- [Records]:
※
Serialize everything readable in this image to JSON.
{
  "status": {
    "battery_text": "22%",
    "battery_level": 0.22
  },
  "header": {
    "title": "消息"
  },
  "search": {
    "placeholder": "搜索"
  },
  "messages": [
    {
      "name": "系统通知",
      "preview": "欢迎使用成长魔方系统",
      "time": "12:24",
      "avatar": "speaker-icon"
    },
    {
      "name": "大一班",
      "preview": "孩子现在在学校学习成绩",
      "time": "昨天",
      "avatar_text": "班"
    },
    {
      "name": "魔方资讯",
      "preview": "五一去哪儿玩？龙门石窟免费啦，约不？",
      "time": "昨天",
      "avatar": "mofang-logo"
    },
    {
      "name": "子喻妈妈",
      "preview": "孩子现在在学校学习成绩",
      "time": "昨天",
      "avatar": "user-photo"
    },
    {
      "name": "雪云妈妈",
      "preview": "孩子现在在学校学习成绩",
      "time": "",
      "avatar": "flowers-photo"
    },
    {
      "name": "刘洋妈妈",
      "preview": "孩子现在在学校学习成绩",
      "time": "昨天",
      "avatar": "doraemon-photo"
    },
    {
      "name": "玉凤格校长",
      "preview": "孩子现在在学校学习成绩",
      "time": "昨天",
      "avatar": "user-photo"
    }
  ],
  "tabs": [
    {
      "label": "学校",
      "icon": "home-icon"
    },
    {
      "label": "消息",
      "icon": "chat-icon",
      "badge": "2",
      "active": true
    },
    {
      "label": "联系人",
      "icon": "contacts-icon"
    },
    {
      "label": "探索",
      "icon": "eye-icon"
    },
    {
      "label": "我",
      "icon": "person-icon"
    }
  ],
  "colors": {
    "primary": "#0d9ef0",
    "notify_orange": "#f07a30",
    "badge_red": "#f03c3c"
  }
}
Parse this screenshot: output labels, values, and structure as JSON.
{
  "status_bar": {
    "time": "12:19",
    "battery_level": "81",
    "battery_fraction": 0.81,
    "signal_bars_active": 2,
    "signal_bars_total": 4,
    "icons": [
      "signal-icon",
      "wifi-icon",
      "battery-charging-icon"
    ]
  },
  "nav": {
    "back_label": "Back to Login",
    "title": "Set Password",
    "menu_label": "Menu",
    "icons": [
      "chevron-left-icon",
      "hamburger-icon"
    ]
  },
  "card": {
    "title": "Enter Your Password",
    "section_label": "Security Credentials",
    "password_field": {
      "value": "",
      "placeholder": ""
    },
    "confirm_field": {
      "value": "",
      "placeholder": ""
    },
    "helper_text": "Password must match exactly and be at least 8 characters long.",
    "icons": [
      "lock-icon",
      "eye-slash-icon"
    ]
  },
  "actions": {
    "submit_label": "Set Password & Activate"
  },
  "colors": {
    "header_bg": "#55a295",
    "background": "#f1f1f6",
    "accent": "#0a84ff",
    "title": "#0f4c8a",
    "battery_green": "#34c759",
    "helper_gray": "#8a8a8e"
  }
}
※
- [Problem statement]: Go back to the listing above and please repeat it exactly.

- [Response to the task]:
Serialize everything readable in this image to JSON.
{
  "status": {
    "battery_text": "22%",
    "battery_level": 0.22
  },
  "header": {
    "title": "消息"
  },
  "search": {
    "placeholder": "搜索"
  },
  "messages": [
    {
      "name": "系统通知",
      "preview": "欢迎使用成长魔方系统",
      "time": "12:24",
      "avatar": "speaker-icon"
    },
    {
      "name": "大一班",
      "preview": "孩子现在在学校学习成绩",
      "time": "昨天",
      "avatar_text": "班"
    },
    {
      "name": "魔方资讯",
      "preview": "五一去哪儿玩？龙门石窟免费啦，约不？",
      "time": "昨天",
      "avatar": "mofang-logo"
    },
    {
      "name": "子喻妈妈",
      "preview": "孩子现在在学校学习成绩",
      "time": "昨天",
      "avatar": "user-photo"
    },
    {
      "name": "雪云妈妈",
      "preview": "孩子现在在学校学习成绩",
      "time": "",
      "avatar": "flowers-photo"
    },
    {
      "name": "刘洋妈妈",
      "preview": "孩子现在在学校学习成绩",
      "time": "昨天",
      "avatar": "doraemon-photo"
    },
    {
      "name": "玉凤格校长",
      "preview": "孩子现在在学校学习成绩",
      "time": "昨天",
      "avatar": "user-photo"
    }
  ],
  "tabs": [
    {
      "label": "学校",
      "icon": "home-icon"
    },
    {
      "label": "消息",
      "icon": "chat-icon",
      "badge": "2",
      "active": true
    },
    {
      "label": "联系人",
      "icon": "contacts-icon"
    },
    {
      "label": "探索",
      "icon": "eye-icon"
    },
    {
      "label": "我",
      "icon": "person-icon"
    }
  ],
  "colors": {
    "primary": "#0d9ef0",
    "notify_orange": "#f07a30",
    "badge_red": "#f03c3c"
  }
}
Parse this screenshot: output labels, values, and structure as JSON.
{
  "status_bar": {
    "time": "12:19",
    "battery_level": "81",
    "battery_fraction": 0.81,
    "signal_bars_active": 2,
    "signal_bars_total": 4,
    "icons": [
      "signal-icon",
      "wifi-icon",
      "battery-charging-icon"
    ]
  },
  "nav": {
    "back_label": "Back to Login",
    "title": "Set Password",
    "menu_label": "Menu",
    "icons": [
      "chevron-left-icon",
      "hamburger-icon"
    ]
  },
  "card": {
    "title": "Enter Your Password",
    "section_label": "Security Credentials",
    "password_field": {
      "value": "",
      "placeholder": ""
    },
    "confirm_field": {
      "value": "",
      "placeholder": ""
    },
    "helper_text": "Password must match exactly and be at least 8 characters long.",
    "icons": [
      "lock-icon",
      "eye-slash-icon"
    ]
  },
  "actions": {
    "submit_label": "Set Password & Activate"
  },
  "colors": {
    "header_bg": "#55a295",
    "background": "#f1f1f6",
    "accent": "#0a84ff",
    "title": "#0f4c8a",
    "battery_green": "#34c759",
    "helper_gray": "#8a8a8e"
  }
}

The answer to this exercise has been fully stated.